start

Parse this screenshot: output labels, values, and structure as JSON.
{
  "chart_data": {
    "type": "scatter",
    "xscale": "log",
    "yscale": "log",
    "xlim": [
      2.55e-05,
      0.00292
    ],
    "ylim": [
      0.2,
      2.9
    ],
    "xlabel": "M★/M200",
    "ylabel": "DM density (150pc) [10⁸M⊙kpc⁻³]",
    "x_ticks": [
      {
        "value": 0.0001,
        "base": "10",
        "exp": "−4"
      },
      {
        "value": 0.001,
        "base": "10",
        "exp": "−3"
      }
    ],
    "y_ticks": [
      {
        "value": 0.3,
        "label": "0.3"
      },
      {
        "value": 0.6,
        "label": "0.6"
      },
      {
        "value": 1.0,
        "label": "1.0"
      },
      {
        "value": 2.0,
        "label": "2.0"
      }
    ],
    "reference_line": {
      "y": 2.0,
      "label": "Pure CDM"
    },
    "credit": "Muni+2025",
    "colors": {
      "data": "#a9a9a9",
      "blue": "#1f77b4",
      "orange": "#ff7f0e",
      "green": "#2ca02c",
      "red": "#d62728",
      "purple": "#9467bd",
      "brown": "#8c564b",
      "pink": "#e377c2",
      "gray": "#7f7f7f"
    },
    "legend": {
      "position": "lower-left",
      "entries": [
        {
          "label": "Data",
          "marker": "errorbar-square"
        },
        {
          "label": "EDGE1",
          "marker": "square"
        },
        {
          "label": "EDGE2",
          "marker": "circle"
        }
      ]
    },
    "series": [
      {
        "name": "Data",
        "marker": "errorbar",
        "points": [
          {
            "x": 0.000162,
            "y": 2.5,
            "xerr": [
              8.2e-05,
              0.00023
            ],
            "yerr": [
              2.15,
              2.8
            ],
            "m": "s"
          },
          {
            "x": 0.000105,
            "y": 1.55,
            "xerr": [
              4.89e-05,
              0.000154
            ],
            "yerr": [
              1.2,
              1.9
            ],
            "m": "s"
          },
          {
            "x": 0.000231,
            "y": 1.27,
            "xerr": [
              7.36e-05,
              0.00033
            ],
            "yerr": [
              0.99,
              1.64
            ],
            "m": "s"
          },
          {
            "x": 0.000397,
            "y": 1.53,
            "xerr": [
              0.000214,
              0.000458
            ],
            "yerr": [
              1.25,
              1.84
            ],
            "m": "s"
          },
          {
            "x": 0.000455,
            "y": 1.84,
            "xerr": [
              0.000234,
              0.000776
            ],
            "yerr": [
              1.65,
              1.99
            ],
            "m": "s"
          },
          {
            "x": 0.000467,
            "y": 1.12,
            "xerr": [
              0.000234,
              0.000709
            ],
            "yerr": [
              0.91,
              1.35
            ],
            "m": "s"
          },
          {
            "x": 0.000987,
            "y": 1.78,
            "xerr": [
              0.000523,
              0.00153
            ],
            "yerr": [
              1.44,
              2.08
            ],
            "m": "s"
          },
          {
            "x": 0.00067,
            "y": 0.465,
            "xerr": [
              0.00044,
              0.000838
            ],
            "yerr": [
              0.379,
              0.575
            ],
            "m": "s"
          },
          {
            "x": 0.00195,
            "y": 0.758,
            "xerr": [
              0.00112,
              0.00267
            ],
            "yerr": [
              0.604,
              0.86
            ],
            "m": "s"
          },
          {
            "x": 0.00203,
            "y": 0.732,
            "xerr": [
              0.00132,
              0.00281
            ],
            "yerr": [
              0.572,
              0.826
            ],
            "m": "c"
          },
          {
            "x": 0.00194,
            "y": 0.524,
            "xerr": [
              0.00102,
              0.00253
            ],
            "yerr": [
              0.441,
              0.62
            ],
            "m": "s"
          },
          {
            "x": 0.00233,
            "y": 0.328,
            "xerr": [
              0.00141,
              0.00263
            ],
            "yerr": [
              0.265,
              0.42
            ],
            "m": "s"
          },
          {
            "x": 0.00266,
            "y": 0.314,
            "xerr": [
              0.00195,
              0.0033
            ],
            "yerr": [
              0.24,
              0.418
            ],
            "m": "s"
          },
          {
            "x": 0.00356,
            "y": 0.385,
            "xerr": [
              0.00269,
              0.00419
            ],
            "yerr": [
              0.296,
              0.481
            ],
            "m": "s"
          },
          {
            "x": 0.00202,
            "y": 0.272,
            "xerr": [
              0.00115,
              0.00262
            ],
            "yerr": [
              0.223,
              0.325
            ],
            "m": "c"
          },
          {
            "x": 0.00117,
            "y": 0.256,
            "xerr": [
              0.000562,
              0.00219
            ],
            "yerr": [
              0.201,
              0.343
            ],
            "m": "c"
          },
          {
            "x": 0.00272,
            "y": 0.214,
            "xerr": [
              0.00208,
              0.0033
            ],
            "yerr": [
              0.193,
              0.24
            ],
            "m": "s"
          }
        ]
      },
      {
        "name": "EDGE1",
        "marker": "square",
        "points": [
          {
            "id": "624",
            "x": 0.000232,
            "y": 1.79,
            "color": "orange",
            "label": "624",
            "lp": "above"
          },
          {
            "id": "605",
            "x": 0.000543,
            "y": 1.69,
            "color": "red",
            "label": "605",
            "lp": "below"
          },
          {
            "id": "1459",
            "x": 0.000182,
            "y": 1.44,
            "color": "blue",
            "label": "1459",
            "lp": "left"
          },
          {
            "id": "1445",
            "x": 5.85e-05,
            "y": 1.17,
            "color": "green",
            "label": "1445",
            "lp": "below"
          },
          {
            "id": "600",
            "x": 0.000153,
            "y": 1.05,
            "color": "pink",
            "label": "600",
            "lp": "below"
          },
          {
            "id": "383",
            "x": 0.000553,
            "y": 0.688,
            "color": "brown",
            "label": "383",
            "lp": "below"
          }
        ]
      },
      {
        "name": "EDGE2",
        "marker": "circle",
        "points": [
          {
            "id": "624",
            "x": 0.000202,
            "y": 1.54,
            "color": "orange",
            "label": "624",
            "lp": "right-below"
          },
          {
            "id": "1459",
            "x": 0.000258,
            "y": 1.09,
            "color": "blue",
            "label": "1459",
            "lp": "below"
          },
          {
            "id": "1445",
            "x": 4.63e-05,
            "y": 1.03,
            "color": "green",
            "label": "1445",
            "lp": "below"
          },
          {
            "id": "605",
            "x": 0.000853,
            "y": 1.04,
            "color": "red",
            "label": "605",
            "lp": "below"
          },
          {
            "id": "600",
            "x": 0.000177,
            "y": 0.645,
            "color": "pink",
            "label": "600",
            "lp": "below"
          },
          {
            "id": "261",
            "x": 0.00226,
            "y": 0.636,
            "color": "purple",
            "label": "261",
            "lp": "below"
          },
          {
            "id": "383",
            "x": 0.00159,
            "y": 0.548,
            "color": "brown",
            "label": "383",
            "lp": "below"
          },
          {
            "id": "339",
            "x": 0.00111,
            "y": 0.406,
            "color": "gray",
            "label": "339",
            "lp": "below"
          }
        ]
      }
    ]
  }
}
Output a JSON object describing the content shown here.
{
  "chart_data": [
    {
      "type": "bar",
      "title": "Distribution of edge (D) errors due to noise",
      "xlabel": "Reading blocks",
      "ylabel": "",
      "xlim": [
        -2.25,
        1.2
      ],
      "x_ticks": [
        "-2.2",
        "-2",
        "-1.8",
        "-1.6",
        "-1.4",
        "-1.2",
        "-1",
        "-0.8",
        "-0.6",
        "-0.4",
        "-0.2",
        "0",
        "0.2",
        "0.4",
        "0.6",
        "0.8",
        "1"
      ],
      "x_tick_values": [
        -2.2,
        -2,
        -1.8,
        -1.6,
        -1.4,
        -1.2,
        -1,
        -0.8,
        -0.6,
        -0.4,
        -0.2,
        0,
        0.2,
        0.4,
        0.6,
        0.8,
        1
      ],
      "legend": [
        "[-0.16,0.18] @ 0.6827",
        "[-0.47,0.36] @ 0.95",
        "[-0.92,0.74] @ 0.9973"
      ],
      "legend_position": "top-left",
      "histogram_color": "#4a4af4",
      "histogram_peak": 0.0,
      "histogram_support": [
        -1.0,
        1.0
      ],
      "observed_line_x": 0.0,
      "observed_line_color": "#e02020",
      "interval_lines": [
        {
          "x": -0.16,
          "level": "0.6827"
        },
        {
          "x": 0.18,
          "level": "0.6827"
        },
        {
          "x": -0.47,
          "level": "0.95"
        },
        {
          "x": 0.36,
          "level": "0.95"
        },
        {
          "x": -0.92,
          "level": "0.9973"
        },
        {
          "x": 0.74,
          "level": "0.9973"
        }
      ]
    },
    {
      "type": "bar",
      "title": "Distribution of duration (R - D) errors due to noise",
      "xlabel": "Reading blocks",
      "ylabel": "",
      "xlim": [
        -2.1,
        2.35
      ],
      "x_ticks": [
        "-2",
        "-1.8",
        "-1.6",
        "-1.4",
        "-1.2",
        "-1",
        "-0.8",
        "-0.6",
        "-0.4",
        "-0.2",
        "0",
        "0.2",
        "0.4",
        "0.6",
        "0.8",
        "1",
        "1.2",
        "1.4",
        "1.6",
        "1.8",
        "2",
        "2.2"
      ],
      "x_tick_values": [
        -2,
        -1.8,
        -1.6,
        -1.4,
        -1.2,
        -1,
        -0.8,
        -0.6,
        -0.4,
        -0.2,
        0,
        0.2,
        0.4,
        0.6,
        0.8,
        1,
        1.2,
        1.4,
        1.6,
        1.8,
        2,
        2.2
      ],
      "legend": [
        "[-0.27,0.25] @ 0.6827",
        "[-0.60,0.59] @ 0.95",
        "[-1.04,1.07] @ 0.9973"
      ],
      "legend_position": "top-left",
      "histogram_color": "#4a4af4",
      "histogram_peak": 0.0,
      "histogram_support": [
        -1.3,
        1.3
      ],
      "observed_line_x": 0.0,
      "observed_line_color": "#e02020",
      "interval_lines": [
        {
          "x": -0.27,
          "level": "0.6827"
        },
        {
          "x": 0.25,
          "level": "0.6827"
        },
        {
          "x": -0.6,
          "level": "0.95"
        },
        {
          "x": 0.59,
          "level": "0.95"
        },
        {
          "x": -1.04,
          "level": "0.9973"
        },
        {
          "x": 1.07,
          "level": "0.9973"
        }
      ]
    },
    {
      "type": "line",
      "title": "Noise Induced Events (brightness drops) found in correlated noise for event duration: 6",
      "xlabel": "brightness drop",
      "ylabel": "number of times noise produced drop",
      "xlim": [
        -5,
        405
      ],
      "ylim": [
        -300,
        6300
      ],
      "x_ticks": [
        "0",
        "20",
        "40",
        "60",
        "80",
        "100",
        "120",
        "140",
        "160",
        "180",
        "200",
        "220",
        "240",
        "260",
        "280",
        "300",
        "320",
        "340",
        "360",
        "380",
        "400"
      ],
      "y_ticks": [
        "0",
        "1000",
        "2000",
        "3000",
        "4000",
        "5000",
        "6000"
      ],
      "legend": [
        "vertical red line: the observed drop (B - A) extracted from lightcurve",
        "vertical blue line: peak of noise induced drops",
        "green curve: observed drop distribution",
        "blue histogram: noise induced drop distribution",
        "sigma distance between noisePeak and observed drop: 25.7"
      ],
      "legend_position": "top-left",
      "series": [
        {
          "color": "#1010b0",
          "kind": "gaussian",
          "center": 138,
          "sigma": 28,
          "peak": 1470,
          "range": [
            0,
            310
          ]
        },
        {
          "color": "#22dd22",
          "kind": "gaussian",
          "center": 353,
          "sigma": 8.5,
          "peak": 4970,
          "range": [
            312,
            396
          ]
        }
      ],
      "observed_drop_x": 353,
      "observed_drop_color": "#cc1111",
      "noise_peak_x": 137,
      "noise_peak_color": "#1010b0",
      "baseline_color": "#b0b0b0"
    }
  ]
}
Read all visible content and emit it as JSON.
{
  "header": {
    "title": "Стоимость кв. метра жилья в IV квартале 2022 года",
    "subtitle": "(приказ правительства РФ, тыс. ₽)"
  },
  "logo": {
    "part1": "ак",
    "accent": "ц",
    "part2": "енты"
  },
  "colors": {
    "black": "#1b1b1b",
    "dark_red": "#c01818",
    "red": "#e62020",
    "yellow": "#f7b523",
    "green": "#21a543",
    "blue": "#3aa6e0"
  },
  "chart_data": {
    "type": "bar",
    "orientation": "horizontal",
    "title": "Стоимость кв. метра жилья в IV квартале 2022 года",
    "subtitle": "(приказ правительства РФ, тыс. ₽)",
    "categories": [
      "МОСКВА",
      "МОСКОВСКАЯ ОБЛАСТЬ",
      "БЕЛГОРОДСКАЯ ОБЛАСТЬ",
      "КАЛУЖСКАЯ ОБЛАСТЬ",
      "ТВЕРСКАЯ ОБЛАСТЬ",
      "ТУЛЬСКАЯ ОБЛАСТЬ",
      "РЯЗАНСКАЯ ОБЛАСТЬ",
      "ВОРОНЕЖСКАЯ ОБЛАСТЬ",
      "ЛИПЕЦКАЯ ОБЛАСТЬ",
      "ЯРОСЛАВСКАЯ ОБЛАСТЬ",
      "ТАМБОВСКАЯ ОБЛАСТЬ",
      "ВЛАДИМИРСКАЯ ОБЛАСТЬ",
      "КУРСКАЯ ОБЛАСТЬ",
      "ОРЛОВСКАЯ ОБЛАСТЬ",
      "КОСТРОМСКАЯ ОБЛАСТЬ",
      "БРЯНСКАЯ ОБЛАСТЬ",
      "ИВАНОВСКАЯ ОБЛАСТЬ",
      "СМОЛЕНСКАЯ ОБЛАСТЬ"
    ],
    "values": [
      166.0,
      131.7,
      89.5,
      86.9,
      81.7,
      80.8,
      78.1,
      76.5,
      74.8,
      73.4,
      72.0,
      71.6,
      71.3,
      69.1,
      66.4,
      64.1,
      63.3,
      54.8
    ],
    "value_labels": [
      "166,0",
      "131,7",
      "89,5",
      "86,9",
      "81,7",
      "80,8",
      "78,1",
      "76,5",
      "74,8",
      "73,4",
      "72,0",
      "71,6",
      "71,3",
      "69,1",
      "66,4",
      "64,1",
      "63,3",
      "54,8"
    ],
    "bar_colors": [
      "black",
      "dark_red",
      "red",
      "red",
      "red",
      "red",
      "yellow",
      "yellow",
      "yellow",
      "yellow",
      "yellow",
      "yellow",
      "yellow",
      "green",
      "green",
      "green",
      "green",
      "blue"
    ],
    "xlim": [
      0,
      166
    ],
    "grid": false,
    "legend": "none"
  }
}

end

- **Request**: Where a line of the material above holds the string "content", copy that line.

- **Response**:
Output a JSON object describing the content shown here.
Read all visible content and emit it as JSON.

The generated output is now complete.